▶ Input:
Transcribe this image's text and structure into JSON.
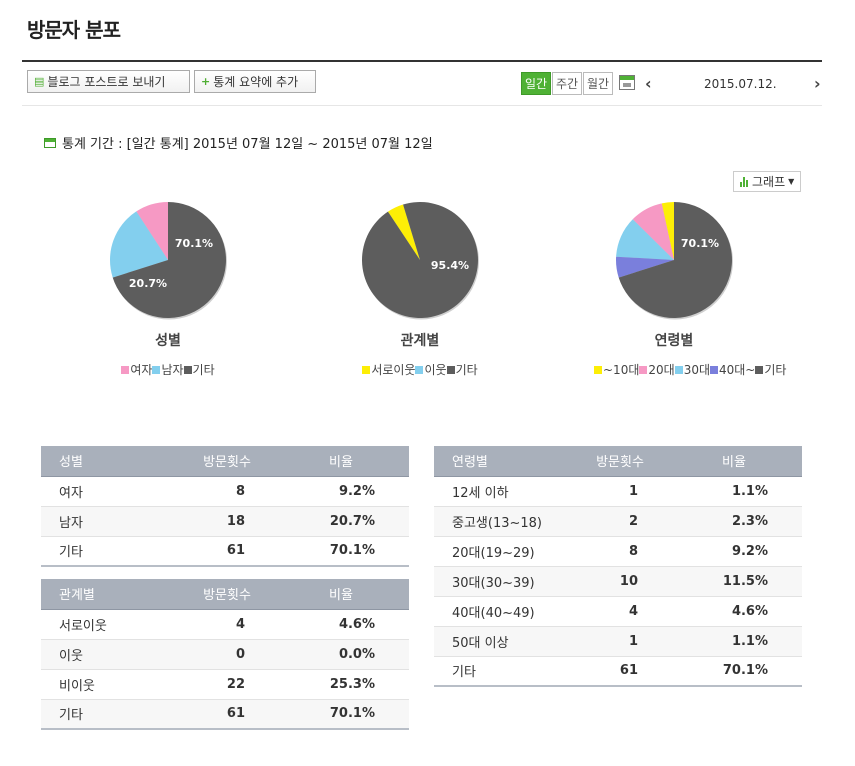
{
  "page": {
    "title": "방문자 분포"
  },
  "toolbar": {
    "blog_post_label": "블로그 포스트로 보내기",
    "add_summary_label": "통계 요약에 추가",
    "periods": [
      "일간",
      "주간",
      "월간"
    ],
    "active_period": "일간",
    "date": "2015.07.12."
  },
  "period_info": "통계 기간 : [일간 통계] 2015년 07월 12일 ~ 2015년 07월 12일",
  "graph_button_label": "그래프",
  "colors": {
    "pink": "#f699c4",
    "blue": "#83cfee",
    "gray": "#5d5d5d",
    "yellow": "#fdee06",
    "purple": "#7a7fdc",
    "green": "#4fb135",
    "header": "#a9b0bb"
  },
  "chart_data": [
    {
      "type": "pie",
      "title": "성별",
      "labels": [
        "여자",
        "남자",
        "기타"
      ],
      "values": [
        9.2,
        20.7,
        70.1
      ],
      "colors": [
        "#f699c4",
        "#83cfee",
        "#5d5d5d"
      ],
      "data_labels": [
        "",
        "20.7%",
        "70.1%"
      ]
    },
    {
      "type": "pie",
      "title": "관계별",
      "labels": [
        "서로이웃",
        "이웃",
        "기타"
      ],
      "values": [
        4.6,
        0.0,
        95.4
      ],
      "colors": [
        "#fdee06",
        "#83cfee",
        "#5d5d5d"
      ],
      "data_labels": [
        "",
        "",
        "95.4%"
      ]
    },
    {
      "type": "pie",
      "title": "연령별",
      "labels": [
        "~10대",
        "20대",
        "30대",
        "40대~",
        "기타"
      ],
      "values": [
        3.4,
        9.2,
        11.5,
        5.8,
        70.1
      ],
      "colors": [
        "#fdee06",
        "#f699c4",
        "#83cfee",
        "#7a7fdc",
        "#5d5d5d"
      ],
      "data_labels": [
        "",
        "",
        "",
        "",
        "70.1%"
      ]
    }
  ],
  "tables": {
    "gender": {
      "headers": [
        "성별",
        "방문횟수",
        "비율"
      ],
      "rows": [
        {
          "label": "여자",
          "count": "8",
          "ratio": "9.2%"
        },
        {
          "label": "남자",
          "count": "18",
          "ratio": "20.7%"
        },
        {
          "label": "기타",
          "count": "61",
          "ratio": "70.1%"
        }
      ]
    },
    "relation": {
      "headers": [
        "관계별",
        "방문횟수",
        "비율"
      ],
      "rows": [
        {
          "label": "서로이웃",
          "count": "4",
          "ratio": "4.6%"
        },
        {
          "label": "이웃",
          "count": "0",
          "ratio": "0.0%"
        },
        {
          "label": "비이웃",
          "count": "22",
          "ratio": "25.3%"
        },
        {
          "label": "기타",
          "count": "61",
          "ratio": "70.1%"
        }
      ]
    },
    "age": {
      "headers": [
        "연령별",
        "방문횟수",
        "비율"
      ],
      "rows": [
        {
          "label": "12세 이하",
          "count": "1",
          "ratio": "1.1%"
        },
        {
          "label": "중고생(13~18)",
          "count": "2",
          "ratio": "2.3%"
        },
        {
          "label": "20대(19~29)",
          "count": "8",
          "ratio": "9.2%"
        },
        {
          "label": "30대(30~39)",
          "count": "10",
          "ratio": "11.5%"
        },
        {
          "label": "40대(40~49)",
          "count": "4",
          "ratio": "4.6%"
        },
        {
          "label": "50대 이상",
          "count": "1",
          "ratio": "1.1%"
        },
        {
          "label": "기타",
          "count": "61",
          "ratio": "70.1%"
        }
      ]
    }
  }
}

...

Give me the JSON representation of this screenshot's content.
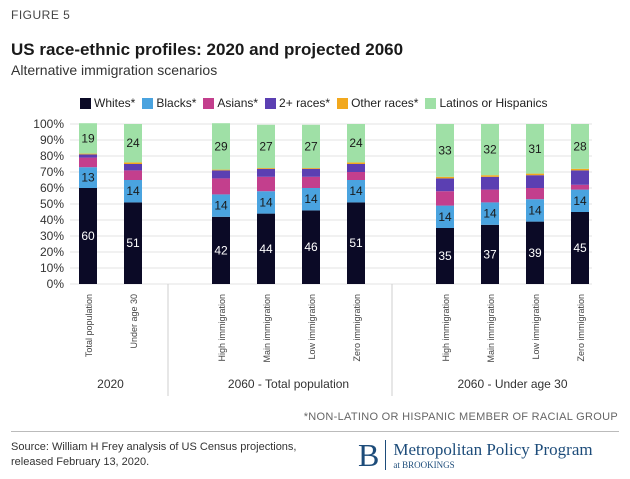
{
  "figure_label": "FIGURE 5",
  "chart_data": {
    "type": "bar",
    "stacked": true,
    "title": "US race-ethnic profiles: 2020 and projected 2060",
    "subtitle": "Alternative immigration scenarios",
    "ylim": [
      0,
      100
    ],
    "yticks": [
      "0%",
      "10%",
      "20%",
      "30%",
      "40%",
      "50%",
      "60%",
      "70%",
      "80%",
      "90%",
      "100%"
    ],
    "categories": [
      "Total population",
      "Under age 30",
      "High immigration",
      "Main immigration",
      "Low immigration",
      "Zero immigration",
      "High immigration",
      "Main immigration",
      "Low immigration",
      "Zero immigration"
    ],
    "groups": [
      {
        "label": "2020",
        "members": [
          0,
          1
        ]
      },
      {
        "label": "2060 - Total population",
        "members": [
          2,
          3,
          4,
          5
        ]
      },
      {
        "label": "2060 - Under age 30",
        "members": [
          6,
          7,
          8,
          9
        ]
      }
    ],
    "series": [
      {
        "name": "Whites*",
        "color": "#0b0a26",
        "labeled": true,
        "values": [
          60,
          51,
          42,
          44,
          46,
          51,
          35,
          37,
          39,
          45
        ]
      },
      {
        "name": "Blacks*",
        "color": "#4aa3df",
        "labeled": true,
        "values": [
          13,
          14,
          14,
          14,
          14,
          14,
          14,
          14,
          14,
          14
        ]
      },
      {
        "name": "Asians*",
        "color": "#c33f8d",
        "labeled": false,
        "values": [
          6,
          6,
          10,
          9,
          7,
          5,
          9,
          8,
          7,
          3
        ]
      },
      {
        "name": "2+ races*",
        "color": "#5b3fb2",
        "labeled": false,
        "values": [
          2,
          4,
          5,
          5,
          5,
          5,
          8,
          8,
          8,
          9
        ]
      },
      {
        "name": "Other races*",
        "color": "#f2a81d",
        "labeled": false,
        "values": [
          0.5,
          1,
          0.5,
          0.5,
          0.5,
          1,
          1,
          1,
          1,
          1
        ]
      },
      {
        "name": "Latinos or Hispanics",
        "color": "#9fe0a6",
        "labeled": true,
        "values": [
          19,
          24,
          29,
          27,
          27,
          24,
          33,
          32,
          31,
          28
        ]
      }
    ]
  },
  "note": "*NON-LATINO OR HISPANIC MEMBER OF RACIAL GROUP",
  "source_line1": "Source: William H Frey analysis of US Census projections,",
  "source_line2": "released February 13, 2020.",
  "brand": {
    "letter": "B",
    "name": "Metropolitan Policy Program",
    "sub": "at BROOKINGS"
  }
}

...

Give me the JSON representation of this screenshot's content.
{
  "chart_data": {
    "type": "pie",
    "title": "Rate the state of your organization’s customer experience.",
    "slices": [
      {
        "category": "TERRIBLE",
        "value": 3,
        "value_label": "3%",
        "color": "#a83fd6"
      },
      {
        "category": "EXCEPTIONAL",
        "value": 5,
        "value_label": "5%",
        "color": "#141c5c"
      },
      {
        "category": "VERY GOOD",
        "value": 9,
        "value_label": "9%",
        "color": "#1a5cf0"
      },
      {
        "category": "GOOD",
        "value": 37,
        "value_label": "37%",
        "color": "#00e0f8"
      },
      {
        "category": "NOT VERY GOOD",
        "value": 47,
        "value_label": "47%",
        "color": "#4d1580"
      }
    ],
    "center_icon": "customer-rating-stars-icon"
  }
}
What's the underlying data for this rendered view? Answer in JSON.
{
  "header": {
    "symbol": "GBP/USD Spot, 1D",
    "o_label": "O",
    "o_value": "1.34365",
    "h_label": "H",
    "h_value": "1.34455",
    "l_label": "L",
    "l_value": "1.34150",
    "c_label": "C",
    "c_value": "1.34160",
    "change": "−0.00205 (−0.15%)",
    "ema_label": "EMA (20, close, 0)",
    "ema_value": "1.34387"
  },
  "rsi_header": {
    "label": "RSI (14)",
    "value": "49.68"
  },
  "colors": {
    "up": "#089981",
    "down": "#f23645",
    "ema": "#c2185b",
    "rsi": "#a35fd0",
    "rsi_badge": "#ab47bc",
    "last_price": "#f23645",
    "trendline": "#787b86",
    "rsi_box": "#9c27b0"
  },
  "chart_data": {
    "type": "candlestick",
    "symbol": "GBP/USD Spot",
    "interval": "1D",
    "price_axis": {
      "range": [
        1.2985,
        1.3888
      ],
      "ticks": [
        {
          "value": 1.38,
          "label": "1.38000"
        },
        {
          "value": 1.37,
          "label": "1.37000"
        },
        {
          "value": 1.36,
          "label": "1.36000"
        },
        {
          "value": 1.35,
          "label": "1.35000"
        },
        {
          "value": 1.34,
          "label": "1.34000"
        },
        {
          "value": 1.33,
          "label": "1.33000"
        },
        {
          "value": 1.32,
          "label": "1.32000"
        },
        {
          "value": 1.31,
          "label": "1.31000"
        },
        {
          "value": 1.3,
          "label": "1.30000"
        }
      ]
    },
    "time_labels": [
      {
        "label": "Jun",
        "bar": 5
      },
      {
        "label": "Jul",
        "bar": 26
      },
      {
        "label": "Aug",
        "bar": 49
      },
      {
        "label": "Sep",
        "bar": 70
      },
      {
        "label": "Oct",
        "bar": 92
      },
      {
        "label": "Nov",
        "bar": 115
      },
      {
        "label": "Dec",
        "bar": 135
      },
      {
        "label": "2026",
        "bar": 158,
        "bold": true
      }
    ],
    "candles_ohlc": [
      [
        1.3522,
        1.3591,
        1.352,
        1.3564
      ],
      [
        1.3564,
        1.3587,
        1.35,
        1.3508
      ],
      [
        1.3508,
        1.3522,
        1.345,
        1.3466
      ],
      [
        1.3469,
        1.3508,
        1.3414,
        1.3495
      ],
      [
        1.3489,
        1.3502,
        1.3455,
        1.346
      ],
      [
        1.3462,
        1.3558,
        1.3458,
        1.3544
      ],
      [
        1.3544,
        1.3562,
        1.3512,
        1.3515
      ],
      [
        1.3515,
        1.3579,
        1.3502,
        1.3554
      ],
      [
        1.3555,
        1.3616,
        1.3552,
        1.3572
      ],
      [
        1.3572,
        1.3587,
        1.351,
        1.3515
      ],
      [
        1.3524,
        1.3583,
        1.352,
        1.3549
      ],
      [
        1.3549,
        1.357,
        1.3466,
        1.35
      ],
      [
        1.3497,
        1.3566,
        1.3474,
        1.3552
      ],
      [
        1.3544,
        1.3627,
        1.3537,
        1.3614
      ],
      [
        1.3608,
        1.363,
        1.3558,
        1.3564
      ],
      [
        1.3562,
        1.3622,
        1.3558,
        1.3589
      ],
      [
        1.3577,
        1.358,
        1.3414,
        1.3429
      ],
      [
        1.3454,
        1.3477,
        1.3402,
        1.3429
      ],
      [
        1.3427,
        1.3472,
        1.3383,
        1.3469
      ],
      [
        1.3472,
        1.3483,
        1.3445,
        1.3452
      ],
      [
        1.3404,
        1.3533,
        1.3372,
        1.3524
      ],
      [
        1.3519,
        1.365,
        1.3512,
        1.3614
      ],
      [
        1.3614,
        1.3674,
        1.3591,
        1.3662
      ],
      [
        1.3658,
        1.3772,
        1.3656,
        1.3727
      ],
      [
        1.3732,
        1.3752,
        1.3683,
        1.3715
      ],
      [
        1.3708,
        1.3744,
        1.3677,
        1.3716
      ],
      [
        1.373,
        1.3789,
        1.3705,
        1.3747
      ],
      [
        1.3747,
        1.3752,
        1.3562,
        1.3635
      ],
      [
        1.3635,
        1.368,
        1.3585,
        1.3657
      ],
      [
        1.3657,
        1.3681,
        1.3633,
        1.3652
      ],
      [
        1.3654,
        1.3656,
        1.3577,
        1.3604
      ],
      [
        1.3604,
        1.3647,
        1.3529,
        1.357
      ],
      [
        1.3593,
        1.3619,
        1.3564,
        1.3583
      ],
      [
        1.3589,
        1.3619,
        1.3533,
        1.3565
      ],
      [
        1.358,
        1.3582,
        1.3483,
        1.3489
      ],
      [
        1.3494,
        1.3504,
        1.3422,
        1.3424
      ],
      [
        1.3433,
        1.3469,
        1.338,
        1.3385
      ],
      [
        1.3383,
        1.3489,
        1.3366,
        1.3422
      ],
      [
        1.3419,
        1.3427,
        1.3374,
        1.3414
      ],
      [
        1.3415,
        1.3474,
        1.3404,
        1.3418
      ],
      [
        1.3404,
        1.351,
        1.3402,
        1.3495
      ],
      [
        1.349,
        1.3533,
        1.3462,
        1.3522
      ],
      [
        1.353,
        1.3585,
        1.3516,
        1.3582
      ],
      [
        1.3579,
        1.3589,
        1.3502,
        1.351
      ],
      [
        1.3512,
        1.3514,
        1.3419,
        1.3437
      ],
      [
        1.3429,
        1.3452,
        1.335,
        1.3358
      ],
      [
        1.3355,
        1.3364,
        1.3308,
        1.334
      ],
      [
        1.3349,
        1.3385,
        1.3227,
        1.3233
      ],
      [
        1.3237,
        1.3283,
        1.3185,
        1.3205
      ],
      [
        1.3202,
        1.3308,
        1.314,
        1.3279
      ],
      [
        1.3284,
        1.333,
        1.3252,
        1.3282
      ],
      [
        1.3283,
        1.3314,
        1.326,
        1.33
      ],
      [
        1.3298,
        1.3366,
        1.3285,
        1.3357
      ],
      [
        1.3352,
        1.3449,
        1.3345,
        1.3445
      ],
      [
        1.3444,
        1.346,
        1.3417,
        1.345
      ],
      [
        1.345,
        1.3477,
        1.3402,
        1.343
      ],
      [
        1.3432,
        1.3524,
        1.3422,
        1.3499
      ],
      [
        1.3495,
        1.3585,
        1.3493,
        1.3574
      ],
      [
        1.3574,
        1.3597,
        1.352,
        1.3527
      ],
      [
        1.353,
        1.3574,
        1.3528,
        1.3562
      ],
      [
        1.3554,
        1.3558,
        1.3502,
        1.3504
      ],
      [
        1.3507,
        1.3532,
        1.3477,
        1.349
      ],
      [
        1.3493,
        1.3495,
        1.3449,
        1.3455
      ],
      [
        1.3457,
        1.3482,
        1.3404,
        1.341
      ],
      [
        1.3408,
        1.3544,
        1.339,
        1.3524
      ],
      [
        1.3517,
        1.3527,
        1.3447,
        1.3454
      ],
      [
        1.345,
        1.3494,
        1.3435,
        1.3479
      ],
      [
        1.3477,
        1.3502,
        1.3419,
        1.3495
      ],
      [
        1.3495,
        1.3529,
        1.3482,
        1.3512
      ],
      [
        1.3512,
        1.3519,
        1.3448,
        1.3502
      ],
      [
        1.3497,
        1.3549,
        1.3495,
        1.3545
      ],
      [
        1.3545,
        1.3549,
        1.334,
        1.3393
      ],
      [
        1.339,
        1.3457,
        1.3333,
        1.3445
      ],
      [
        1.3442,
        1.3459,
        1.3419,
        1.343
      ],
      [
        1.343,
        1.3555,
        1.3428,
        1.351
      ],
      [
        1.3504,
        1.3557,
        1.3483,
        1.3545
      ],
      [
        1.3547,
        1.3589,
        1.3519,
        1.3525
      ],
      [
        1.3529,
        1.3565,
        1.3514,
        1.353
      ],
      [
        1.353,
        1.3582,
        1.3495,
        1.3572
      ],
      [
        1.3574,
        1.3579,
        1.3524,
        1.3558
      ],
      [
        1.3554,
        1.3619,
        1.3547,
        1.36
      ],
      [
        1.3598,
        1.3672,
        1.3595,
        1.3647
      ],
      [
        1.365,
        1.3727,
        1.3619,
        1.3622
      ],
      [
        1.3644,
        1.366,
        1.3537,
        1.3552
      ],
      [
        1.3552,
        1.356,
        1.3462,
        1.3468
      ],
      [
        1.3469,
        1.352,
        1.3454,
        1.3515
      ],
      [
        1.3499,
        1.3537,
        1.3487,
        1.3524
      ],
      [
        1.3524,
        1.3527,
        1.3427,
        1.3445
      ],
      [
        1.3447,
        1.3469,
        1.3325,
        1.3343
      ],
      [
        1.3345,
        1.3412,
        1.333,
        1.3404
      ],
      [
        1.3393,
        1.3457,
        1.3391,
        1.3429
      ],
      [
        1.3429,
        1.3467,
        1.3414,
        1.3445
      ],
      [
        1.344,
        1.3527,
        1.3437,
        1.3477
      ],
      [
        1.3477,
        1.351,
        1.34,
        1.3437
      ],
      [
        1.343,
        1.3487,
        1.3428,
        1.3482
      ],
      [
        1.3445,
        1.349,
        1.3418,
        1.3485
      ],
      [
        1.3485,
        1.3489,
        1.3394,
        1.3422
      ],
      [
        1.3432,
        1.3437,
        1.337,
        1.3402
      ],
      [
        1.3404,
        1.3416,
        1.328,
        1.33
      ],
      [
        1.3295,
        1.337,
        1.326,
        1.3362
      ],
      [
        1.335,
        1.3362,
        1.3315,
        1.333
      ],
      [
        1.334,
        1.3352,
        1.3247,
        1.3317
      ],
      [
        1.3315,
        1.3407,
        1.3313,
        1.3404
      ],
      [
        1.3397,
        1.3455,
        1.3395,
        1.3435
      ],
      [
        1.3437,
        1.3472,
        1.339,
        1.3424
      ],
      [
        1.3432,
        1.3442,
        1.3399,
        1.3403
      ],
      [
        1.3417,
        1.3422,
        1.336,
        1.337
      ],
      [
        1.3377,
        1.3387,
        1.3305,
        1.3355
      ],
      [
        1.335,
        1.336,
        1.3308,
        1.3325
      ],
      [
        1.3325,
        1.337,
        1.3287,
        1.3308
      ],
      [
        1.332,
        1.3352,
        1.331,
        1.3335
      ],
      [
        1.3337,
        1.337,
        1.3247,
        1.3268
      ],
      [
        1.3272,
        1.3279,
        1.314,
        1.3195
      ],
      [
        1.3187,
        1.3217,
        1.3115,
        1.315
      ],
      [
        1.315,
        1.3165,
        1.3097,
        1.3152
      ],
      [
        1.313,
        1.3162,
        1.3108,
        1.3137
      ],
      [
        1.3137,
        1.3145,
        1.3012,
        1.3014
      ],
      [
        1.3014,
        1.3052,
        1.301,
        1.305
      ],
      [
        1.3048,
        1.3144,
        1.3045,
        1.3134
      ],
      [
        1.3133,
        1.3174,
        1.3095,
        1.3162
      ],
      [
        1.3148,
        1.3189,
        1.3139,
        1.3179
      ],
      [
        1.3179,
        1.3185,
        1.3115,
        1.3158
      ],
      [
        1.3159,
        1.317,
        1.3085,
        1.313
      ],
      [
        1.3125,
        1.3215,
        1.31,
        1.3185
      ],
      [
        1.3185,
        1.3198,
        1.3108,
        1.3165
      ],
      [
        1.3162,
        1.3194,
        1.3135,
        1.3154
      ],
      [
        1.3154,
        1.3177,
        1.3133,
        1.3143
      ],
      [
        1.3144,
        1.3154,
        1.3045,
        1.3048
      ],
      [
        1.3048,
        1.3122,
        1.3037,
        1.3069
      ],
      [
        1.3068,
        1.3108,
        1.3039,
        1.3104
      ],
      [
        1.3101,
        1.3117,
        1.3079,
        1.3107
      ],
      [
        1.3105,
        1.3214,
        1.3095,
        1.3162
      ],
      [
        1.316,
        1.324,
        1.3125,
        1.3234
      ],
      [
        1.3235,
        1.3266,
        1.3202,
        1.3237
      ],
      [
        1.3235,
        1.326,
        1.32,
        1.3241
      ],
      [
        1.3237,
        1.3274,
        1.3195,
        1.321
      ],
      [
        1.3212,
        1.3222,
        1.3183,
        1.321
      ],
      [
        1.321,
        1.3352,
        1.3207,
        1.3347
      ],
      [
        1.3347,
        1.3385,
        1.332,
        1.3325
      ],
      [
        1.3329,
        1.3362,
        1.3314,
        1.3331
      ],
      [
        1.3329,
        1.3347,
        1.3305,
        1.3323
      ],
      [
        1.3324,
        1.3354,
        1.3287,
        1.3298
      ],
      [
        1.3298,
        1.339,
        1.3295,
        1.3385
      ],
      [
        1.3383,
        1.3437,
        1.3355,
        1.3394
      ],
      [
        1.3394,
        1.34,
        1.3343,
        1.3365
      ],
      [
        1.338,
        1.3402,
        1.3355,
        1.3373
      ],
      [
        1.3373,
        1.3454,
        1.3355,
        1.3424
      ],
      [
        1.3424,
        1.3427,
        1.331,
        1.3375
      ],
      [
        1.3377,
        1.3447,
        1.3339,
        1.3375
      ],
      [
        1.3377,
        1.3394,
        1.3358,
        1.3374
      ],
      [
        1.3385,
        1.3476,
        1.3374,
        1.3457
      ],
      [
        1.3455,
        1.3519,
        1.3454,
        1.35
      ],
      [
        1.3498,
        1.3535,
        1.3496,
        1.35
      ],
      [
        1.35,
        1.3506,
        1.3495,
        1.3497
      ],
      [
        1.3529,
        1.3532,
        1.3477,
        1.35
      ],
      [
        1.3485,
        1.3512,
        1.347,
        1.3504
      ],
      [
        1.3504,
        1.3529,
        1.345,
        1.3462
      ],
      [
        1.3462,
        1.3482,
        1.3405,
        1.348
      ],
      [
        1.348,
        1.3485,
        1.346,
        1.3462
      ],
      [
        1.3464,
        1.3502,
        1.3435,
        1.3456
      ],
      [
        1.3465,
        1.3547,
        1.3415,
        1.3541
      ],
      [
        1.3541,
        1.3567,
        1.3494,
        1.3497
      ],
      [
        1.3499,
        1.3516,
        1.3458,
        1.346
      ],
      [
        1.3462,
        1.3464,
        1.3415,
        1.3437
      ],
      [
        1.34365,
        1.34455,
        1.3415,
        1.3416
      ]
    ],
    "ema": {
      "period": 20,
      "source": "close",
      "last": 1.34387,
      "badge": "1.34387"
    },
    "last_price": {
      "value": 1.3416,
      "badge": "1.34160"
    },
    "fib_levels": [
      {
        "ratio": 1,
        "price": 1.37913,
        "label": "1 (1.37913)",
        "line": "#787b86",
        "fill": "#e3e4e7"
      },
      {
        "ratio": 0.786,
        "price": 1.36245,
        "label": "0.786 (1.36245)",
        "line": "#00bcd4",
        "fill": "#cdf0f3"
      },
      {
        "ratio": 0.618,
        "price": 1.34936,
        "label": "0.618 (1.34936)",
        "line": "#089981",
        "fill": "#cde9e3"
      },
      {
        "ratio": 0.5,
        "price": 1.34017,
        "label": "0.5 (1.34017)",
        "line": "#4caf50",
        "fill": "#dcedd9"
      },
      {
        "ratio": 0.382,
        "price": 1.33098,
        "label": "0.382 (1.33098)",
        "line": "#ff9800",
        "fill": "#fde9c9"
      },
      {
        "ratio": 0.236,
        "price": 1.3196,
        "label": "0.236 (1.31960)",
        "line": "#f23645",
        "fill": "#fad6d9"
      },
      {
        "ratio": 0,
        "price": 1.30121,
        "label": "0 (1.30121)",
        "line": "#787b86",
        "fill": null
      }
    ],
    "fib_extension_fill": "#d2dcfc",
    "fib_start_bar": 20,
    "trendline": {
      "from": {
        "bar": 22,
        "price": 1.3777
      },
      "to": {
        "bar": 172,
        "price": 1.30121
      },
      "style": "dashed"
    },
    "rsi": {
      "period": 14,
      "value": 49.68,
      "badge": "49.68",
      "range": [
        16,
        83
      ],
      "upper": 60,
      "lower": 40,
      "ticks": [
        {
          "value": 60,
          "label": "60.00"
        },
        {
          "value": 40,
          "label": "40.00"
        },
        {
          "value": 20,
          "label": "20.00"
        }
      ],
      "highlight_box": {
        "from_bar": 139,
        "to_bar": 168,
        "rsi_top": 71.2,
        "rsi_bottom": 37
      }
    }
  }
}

▶ Challenge: Check the data for the word "population" and pull out the lines that have it.

▶ Written reply:
      "Total population",
        "label": "2060 - Total population",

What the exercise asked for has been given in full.